> **RECORDS FOR PROCESSING**
* * *
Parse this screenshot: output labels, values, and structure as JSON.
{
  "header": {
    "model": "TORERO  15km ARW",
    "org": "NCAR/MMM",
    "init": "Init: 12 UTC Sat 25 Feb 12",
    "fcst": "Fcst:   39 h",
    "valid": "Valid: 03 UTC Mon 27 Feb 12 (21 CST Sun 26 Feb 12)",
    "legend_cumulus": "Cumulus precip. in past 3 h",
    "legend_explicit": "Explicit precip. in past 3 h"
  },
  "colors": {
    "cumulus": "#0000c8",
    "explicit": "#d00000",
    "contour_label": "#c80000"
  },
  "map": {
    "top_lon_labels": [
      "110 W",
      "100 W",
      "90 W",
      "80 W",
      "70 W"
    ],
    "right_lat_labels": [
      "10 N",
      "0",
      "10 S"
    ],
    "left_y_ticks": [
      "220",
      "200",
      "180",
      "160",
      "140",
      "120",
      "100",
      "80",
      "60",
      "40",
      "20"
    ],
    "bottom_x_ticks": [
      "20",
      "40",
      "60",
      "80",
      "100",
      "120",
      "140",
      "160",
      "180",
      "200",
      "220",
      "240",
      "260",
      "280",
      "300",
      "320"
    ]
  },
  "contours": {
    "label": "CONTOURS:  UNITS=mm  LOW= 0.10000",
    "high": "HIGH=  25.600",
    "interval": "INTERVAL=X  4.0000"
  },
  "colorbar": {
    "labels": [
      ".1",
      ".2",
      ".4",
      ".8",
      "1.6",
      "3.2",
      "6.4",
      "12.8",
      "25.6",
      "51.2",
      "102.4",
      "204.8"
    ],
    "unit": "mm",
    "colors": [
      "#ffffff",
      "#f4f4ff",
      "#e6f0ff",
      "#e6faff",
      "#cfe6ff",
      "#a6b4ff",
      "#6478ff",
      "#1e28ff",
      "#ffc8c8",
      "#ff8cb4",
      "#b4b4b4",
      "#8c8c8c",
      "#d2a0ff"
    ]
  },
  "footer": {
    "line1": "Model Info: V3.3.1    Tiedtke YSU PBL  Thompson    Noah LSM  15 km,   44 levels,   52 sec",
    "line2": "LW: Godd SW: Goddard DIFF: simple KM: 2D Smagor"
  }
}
* * *
> **GIVEN REQUEST**
Extract every line containing the string "past" from the data above.

> **FINISHED ANSWER**
    "legend_cumulus": "Cumulus precip. in past 3 h",
    "legend_explicit": "Explicit precip. in past 3 h"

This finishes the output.